Check every line below for the word "think" and copy each one that has it.

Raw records
'''

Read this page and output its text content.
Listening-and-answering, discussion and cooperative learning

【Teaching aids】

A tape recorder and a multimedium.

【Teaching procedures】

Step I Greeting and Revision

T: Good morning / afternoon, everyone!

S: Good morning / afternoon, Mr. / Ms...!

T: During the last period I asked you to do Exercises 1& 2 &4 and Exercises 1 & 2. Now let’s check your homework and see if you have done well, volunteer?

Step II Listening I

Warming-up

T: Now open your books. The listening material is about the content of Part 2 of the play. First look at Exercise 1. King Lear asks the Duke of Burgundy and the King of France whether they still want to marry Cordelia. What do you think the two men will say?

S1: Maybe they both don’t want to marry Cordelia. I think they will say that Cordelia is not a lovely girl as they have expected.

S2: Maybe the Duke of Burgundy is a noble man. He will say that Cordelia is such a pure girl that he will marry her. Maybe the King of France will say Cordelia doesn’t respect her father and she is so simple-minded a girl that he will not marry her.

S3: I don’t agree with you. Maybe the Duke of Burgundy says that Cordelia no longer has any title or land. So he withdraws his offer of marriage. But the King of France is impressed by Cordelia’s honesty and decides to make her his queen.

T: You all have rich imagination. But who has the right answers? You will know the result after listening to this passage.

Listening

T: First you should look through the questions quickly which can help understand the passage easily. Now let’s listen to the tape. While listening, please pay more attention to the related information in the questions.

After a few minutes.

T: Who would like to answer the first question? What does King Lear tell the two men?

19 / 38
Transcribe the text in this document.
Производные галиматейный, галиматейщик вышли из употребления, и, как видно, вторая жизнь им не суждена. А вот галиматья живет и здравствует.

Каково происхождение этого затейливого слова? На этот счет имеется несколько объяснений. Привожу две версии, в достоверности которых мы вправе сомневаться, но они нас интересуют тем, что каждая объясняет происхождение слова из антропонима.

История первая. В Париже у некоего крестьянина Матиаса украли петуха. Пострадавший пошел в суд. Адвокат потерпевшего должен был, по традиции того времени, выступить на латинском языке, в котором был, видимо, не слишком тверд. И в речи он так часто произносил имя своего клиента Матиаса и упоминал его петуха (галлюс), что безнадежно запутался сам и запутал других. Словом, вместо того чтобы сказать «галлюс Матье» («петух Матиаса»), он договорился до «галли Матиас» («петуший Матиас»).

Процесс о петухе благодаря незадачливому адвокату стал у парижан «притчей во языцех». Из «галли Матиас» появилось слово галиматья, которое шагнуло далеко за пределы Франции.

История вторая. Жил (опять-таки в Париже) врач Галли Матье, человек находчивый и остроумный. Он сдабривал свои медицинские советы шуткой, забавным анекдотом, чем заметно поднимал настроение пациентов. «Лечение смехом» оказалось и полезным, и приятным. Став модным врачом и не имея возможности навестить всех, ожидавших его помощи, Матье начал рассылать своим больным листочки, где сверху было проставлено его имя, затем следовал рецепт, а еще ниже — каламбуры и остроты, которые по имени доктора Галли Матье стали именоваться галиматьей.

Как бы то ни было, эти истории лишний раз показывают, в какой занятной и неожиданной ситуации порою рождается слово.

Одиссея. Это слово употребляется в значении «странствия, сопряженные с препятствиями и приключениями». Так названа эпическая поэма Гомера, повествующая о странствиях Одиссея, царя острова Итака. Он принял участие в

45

'''

> [THE OUTPUT]
T: Now open your books. The listening material is about the content of Part 2 of the play. First look at Exercise 1. King Lear asks the Duke of Burgundy and the King of France whether they still want to marry Cordelia. What do you think the two men will say?
S1: Maybe they both don’t want to marry Cordelia. I think they will say that Cordelia is not a lovely girl as they have expected.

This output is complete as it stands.